* Job *
Go through the lines below. Copy those with "Average".
===== Input data =====
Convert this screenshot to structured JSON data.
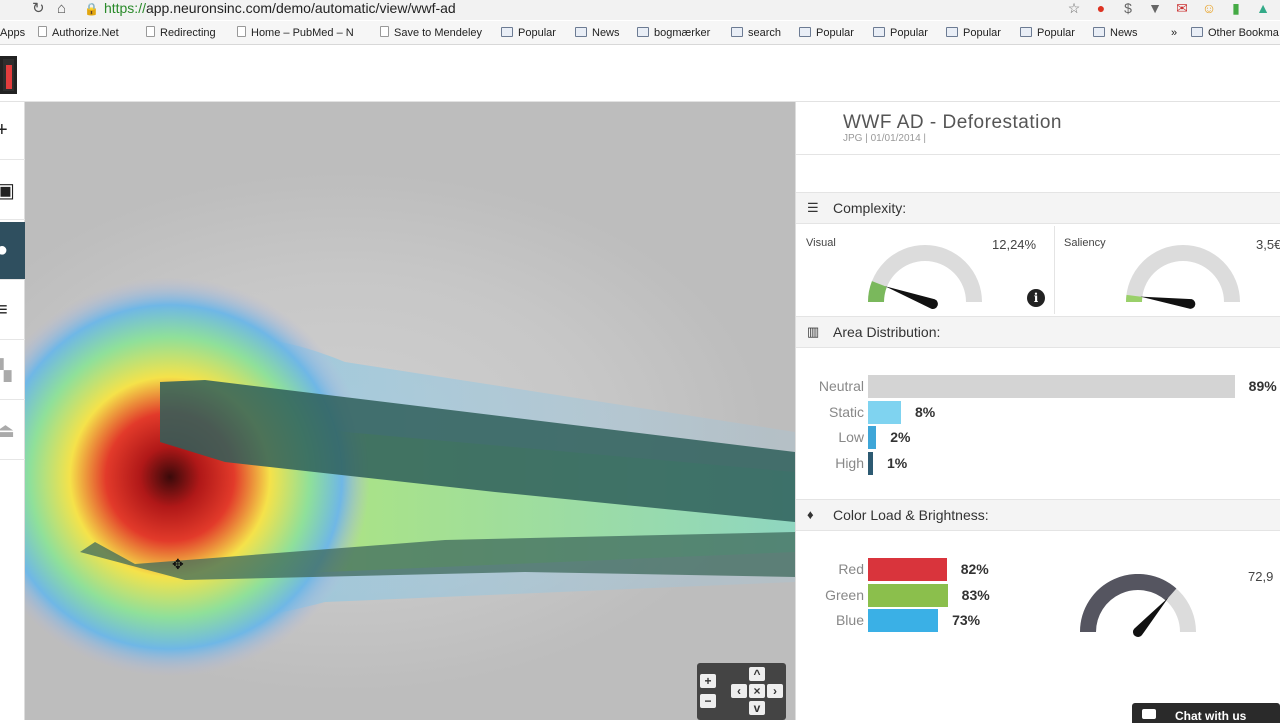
{
  "browser": {
    "url_scheme": "https://",
    "url_rest": "app.neuronsinc.com/demo/automatic/view/wwf-ad",
    "bookmarks": [
      "Apps",
      "Authorize.Net",
      "Redirecting",
      "Home – PubMed – N",
      "Save to Mendeley",
      "Popular",
      "News",
      "bogmærker",
      "search",
      "Popular",
      "Popular",
      "Popular",
      "Popular",
      "News",
      "»",
      "Other Bookma"
    ]
  },
  "panel": {
    "title": "WWF AD - Deforestation",
    "subtitle": "JPG | 01/01/2014 |",
    "complexity": {
      "heading": "Complexity:",
      "visual_label": "Visual",
      "visual_value": "12,24%",
      "visual_fraction": 0.12,
      "saliency_label": "Saliency",
      "saliency_value": "3,5€",
      "saliency_fraction": 0.04
    },
    "area": {
      "heading": "Area Distribution:",
      "rows": [
        {
          "label": "Neutral",
          "value": "89%",
          "fraction": 0.89,
          "color": "#d4d4d4"
        },
        {
          "label": "Static",
          "value": "8%",
          "fraction": 0.08,
          "color": "#7fd3f0"
        },
        {
          "label": "Low",
          "value": "2%",
          "fraction": 0.02,
          "color": "#3ea6d8"
        },
        {
          "label": "High",
          "value": "1%",
          "fraction": 0.01,
          "color": "#2d5a72"
        }
      ]
    },
    "color": {
      "heading": "Color Load & Brightness:",
      "rows": [
        {
          "label": "Red",
          "value": "82%",
          "fraction": 0.82,
          "color": "#d9343c"
        },
        {
          "label": "Green",
          "value": "83%",
          "fraction": 0.83,
          "color": "#8bbf4c"
        },
        {
          "label": "Blue",
          "value": "73%",
          "fraction": 0.73,
          "color": "#3ab0e6"
        }
      ],
      "brightness_value": "72,9",
      "brightness_fraction": 0.73
    }
  },
  "chat_label": "Chat with us",
  "colors": {
    "sidebar_active": "#2f4f5f",
    "gauge_track": "#dcdcdc",
    "gauge_visual": "#7ab85c",
    "gauge_saliency": "#9ad06a",
    "gauge_dark": "#555560"
  }
}
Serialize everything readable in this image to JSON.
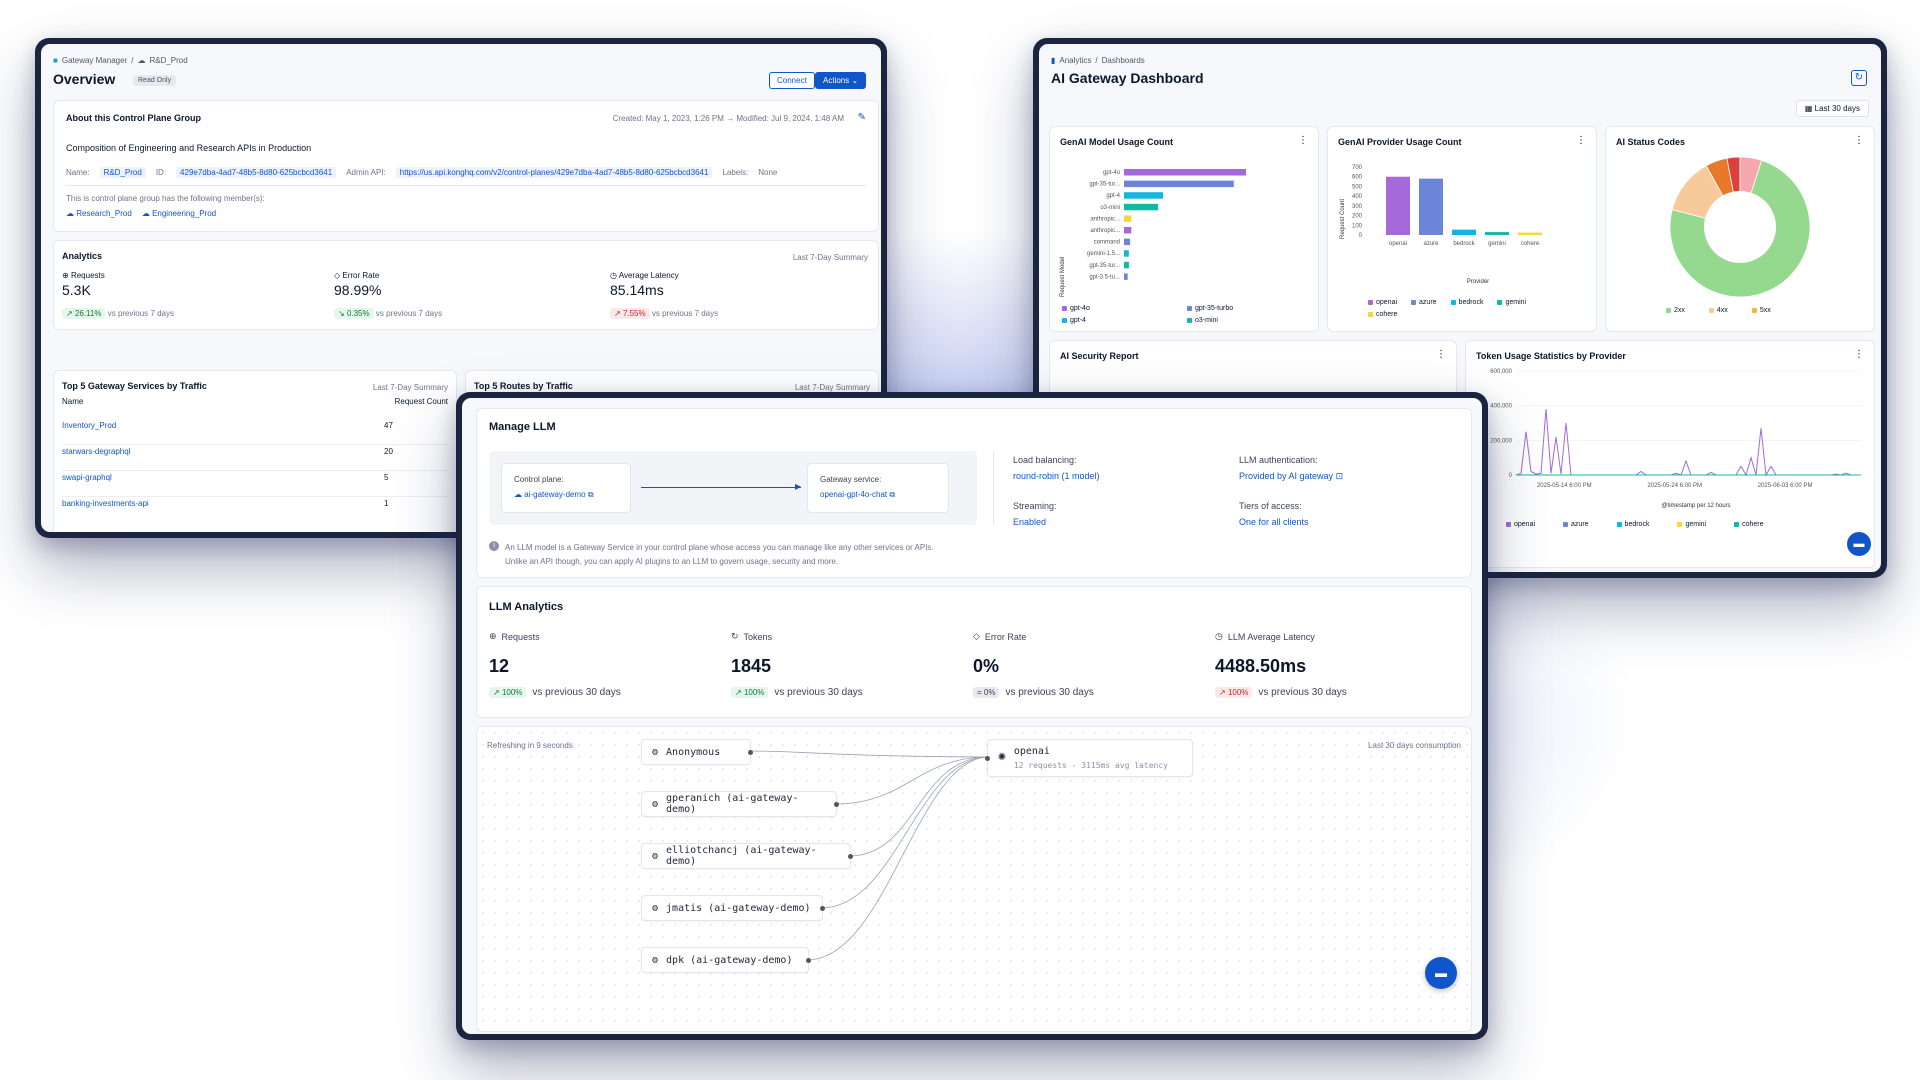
{
  "overview": {
    "breadcrumb": [
      "Gateway Manager",
      "R&D_Prod"
    ],
    "title": "Overview",
    "badge": "Read Only",
    "connect_label": "Connect",
    "actions_label": "Actions",
    "about": {
      "heading": "About this Control Plane Group",
      "created": "Created: May 1, 2023, 1:26 PM",
      "modified": "Modified: Jul 9, 2024, 1:48 AM",
      "description": "Composition of Engineering and Research APIs in Production",
      "name_label": "Name:",
      "name_value": "R&D_Prod",
      "id_label": "ID:",
      "id_value": "429e7dba-4ad7-48b5-8d80-625bcbcd3641",
      "admin_label": "Admin API:",
      "admin_value": "https://us.api.konghq.com/v2/control-planes/429e7dba-4ad7-48b5-8d80-625bcbcd3641",
      "labels_label": "Labels:",
      "labels_value": "None",
      "members_text": "This is control plane group has the following member(s):",
      "members": [
        "Research_Prod",
        "Engineering_Prod"
      ]
    },
    "analytics": {
      "heading": "Analytics",
      "summary": "Last 7-Day Summary",
      "metrics": [
        {
          "label": "Requests",
          "value": "5.3K",
          "change": "26.11%",
          "cmp": "vs previous 7 days",
          "trend": "up"
        },
        {
          "label": "Error Rate",
          "value": "98.99%",
          "change": "0.35%",
          "cmp": "vs previous 7 days",
          "trend": "down-good"
        },
        {
          "label": "Average Latency",
          "value": "85.14ms",
          "change": "7.55%",
          "cmp": "vs previous 7 days",
          "trend": "up-bad"
        }
      ]
    },
    "top_services": {
      "heading": "Top 5 Gateway Services by Traffic",
      "summary": "Last 7-Day Summary",
      "col_name": "Name",
      "col_count": "Request Count",
      "rows": [
        {
          "name": "Inventory_Prod",
          "count": "47"
        },
        {
          "name": "starwars-degraphql",
          "count": "20"
        },
        {
          "name": "swapi-graphql",
          "count": "5"
        },
        {
          "name": "banking-investments-api",
          "count": "1"
        }
      ]
    },
    "top_routes": {
      "heading": "Top 5 Routes by Traffic",
      "summary": "Last 7-Day Summary"
    }
  },
  "dashboard": {
    "breadcrumb": [
      "Analytics",
      "Dashboards"
    ],
    "title": "AI Gateway Dashboard",
    "range": "Last 30 days",
    "model_usage": {
      "heading": "GenAI Model Usage Count",
      "ylabel": "Request Model",
      "labels": [
        "gpt-4o",
        "gpt-35-tur...",
        "gpt-4",
        "o3-mini",
        "anthropic...",
        "anthropic...",
        "command",
        "gemini-1.5...",
        "gpt-35-tur...",
        "gpt-3.5-tu..."
      ],
      "legend": [
        "gpt-4o",
        "gpt-35-turbo",
        "gpt-4",
        "o3-mini"
      ]
    },
    "provider_usage": {
      "heading": "GenAI Provider Usage Count",
      "ylabel": "Request Count",
      "xlabel": "Provider",
      "ticks": [
        "700",
        "600",
        "500",
        "400",
        "300",
        "200",
        "100",
        "0"
      ],
      "legend": [
        "openai",
        "azure",
        "bedrock",
        "gemini",
        "cohere"
      ]
    },
    "status_codes": {
      "heading": "AI Status Codes",
      "legend": [
        "2xx",
        "4xx",
        "5xx"
      ]
    },
    "security": {
      "heading": "AI Security Report"
    },
    "token_usage": {
      "heading": "Token Usage Statistics by Provider",
      "ticks": [
        "600,000",
        "400,000",
        "200,000",
        "0"
      ],
      "xticks": [
        "2025-05-14 6:00 PM",
        "2025-05-24 6:00 PM",
        "2025-06-03 6:00 PM"
      ],
      "xlabel": "@timestamp per 12 hours",
      "legend": [
        "openai",
        "azure",
        "bedrock",
        "gemini",
        "cohere"
      ]
    }
  },
  "chart_data": [
    {
      "type": "bar",
      "title": "GenAI Model Usage Count",
      "orientation": "horizontal",
      "categories": [
        "gpt-4o",
        "gpt-35-tur...",
        "gpt-4",
        "o3-mini",
        "anthropic...",
        "anthropic...",
        "command",
        "gemini-1.5...",
        "gpt-35-tur...",
        "gpt-3.5-tu..."
      ],
      "values": [
        100,
        90,
        32,
        28,
        6,
        6,
        5,
        4,
        4,
        3
      ],
      "ylabel": "Request Model"
    },
    {
      "type": "bar",
      "title": "GenAI Provider Usage Count",
      "categories": [
        "openai",
        "azure",
        "bedrock",
        "gemini",
        "cohere"
      ],
      "values": [
        600,
        580,
        55,
        30,
        25
      ],
      "ylim": [
        0,
        700
      ],
      "ylabel": "Request Count",
      "xlabel": "Provider"
    },
    {
      "type": "pie",
      "title": "AI Status Codes",
      "labels": [
        "2xx",
        "4xx",
        "4xx-b",
        "5xx",
        "5xx-b"
      ],
      "values": [
        74,
        13,
        5,
        3,
        5
      ]
    },
    {
      "type": "line",
      "title": "Token Usage Statistics by Provider",
      "xlabel": "@timestamp per 12 hours",
      "ylim": [
        0,
        600000
      ],
      "series": [
        {
          "name": "openai",
          "values": [
            0,
            10000,
            250000,
            20000,
            5000,
            10000,
            380000,
            10000,
            220000,
            5000,
            300000,
            0,
            0,
            0,
            0,
            0,
            0,
            0,
            0,
            0,
            0,
            0,
            0,
            0,
            0,
            20000,
            0,
            0,
            0,
            0,
            0,
            0,
            10000,
            0,
            80000,
            0,
            0,
            0,
            0,
            15000,
            0,
            0,
            0,
            0,
            0,
            50000,
            0,
            100000,
            0,
            270000,
            0,
            50000,
            0,
            0,
            0,
            0,
            0,
            0,
            0,
            0,
            0,
            0,
            0,
            0,
            5000,
            0,
            10000,
            0,
            0,
            0
          ]
        },
        {
          "name": "azure",
          "values": [
            0,
            0,
            0,
            0,
            0,
            0,
            0,
            0,
            0,
            0,
            0,
            0,
            0,
            0,
            0,
            0,
            0,
            0,
            0,
            0,
            0,
            0,
            0,
            0,
            0,
            0,
            0,
            0,
            0,
            0,
            0,
            0,
            0,
            0,
            0,
            0,
            0,
            0,
            0,
            0,
            0,
            0,
            0,
            0,
            0,
            0,
            0,
            0,
            0,
            0,
            0,
            0,
            0,
            0,
            0,
            0,
            0,
            0,
            0,
            0,
            0,
            0,
            0,
            0,
            0,
            0,
            0,
            0,
            0,
            0
          ]
        }
      ]
    }
  ],
  "llm": {
    "manage_heading": "Manage LLM",
    "control_plane_label": "Control plane:",
    "control_plane_value": "ai-gateway-demo",
    "gateway_service_label": "Gateway service:",
    "gateway_service_value": "openai-gpt-4o-chat",
    "load_balancing_label": "Load balancing:",
    "load_balancing_value": "round-robin (1 model)",
    "auth_label": "LLM authentication:",
    "auth_value": "Provided by AI gateway",
    "streaming_label": "Streaming:",
    "streaming_value": "Enabled",
    "tiers_label": "Tiers of access:",
    "tiers_value": "One for all clients",
    "info_line1": "An LLM model is a Gateway Service in your control plane whose access you can manage like any other services or APIs.",
    "info_line2": "Unlike an API though, you can apply AI plugins to an LLM to govern usage, security and more.",
    "analytics_heading": "LLM Analytics",
    "metrics": [
      {
        "label": "Requests",
        "value": "12",
        "change": "100%",
        "cmp": "vs previous 30 days",
        "trend": "up"
      },
      {
        "label": "Tokens",
        "value": "1845",
        "change": "100%",
        "cmp": "vs previous 30 days",
        "trend": "up"
      },
      {
        "label": "Error Rate",
        "value": "0%",
        "change": "0%",
        "cmp": "vs previous 30 days",
        "trend": "flat"
      },
      {
        "label": "LLM Average Latency",
        "value": "4488.50ms",
        "change": "100%",
        "cmp": "vs previous 30 days",
        "trend": "up-bad"
      }
    ],
    "refresh_text": "Refreshing in 9 seconds",
    "consumption_text": "Last 30 days consumption",
    "consumers": [
      "Anonymous",
      "gperanich (ai-gateway-demo)",
      "elliotchancj (ai-gateway-demo)",
      "jmatis (ai-gateway-demo)",
      "dpk (ai-gateway-demo)"
    ],
    "target_name": "openai",
    "target_stats": "12 requests - 3115ms avg latency"
  },
  "colors": {
    "purple": "#a569d9",
    "blue": "#6b86d6",
    "cyan": "#15b5e0",
    "teal": "#12b8a3",
    "yellow": "#f5d838",
    "green2xx": "#95d98f",
    "peach4xx": "#f8c99a",
    "orange": "#e8792a",
    "pink5xx": "#f7a8ad",
    "red": "#d9423c",
    "accent": "#1155cb"
  }
}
=====
* Task answer *
          "label": "Average Latency",
        "label": "LLM Average Latency",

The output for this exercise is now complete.